◆ INFORMATION SHOWN ◆

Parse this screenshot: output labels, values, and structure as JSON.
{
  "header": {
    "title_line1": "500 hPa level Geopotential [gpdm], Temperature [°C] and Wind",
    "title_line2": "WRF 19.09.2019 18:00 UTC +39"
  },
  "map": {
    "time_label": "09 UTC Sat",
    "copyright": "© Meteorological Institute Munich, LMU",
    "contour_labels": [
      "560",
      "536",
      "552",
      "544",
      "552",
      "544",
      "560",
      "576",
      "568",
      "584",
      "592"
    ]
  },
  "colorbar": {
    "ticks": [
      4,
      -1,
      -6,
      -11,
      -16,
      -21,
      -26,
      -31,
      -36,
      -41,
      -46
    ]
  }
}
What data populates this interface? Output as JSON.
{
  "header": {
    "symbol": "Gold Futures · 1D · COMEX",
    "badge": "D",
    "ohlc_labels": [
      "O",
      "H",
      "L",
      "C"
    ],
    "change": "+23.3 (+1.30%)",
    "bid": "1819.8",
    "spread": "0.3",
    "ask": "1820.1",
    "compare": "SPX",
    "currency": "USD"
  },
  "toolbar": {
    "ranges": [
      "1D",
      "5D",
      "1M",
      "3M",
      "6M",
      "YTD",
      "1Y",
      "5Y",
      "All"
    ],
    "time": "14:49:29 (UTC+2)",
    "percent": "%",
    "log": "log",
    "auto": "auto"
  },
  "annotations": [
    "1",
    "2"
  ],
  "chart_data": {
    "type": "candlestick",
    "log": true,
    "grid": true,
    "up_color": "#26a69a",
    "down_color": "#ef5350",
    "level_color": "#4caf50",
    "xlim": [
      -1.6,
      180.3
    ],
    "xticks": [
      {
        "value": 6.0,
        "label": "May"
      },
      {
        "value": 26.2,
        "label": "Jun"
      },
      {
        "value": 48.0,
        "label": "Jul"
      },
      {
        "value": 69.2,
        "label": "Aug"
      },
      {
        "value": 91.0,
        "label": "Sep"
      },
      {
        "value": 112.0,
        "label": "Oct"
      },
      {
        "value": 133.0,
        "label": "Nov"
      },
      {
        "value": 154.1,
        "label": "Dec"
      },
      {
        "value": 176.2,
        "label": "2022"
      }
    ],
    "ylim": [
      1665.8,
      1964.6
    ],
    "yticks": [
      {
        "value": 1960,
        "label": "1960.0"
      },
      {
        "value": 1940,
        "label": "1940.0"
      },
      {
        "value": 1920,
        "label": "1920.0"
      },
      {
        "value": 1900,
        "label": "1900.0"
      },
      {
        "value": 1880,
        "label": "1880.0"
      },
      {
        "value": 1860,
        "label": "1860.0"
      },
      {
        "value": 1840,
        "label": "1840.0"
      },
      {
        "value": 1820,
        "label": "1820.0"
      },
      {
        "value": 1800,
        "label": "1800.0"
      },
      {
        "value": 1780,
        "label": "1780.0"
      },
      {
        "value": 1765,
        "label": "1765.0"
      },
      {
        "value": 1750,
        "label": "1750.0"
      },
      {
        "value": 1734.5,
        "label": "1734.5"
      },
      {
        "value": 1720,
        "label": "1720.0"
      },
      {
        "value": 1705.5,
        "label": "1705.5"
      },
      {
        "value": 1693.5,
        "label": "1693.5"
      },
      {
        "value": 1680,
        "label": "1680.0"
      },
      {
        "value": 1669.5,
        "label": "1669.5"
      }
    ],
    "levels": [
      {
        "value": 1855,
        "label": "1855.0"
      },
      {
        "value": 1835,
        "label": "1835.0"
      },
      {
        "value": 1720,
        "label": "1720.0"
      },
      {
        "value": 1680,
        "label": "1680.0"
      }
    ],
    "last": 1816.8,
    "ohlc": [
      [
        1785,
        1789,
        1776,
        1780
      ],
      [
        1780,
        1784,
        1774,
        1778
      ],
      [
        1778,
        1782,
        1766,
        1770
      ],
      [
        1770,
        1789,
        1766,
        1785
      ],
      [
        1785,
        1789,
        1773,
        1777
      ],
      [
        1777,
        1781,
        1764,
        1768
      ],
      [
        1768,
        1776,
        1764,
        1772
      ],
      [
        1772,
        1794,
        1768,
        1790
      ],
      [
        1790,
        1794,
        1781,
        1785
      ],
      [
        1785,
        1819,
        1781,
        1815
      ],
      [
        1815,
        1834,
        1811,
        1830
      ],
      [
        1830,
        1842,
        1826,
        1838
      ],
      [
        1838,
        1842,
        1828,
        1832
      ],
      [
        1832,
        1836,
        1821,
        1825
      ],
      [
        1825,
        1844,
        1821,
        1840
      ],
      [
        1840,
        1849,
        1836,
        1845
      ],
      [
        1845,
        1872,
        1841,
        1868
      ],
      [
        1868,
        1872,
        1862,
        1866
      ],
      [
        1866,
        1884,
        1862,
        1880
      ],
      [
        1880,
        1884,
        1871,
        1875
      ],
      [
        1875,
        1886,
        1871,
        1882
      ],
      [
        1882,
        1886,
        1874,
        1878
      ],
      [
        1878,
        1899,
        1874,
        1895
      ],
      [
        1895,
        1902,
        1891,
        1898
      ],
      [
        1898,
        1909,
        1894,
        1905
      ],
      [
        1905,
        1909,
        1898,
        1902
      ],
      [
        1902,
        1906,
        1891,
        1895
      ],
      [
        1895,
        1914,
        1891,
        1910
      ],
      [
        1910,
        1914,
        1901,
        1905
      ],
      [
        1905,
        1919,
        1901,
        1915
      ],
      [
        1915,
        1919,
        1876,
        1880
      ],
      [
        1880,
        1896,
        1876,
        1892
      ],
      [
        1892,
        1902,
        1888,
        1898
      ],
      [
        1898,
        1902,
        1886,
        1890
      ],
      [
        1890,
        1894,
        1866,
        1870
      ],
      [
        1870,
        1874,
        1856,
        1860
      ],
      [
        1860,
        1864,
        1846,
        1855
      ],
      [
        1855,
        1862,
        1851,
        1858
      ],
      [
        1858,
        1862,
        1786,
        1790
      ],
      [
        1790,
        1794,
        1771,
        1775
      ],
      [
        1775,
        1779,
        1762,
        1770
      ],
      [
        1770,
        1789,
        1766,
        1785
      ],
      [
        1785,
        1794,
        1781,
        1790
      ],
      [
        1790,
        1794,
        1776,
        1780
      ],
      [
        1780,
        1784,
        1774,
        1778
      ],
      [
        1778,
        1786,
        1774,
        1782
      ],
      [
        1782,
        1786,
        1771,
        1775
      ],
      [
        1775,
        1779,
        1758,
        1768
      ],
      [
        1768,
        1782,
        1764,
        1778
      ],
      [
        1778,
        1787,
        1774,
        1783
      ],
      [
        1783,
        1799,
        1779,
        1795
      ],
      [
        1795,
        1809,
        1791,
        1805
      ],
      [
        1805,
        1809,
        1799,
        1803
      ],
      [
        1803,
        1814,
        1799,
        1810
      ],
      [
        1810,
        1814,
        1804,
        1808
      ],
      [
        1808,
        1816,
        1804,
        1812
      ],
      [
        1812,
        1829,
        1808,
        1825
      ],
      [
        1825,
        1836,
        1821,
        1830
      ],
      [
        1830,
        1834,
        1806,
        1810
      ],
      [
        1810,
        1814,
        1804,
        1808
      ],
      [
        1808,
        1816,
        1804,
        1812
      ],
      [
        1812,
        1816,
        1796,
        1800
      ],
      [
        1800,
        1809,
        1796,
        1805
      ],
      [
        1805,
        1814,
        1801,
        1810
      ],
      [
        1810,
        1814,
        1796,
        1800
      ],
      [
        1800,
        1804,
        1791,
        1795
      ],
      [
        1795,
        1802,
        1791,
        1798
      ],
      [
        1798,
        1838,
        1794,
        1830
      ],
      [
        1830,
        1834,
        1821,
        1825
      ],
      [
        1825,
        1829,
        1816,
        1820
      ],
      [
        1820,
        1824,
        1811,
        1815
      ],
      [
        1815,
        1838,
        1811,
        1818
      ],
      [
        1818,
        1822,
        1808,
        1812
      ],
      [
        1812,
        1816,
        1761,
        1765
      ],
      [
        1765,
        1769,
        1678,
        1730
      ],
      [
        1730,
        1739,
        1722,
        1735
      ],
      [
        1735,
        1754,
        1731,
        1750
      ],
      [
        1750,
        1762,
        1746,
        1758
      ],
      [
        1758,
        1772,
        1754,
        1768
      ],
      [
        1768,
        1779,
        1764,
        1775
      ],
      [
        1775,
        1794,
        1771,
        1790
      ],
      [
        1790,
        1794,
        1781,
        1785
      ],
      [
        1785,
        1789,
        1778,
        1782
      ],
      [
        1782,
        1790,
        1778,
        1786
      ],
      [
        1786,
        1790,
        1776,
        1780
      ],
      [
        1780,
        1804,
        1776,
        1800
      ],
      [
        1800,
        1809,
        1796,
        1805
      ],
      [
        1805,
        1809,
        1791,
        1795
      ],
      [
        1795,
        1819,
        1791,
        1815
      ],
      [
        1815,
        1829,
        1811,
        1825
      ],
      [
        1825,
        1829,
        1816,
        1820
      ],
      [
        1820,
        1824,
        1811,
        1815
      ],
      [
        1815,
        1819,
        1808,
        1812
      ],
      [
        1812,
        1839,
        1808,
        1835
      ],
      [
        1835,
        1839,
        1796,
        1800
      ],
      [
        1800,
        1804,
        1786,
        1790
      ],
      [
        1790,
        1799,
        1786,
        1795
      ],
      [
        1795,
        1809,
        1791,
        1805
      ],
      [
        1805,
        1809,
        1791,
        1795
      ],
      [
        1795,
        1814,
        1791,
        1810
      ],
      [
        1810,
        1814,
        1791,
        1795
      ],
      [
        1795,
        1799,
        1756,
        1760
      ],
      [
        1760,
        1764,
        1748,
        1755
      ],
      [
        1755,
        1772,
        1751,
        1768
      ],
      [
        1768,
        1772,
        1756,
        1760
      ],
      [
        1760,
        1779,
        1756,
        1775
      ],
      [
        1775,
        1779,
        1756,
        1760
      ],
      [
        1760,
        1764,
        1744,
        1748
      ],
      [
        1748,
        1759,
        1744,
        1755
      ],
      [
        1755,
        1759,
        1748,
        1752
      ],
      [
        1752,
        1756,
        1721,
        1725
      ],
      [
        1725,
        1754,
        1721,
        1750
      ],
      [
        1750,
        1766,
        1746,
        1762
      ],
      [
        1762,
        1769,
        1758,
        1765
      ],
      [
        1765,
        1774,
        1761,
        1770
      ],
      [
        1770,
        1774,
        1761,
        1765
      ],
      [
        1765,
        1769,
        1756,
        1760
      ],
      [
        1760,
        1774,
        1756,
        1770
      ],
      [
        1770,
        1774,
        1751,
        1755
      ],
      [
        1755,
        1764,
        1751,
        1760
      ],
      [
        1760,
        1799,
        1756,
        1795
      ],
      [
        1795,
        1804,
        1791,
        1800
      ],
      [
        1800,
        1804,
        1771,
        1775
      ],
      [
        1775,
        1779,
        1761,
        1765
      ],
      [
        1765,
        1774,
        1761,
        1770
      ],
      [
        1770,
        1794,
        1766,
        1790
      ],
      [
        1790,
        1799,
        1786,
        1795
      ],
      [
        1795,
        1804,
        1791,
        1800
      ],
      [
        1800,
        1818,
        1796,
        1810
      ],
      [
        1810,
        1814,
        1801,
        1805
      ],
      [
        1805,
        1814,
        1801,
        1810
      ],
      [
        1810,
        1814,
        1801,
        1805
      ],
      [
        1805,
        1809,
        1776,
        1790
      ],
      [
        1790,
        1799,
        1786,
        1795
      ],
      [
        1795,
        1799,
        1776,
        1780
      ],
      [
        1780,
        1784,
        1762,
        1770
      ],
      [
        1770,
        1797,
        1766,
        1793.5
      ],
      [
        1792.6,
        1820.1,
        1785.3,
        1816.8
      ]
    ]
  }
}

◆ WRITTEN PROBLEM ◆
Determine how many of the lines above hold the word "this", and output that number by itself.

◆ SOLUTION ◆
2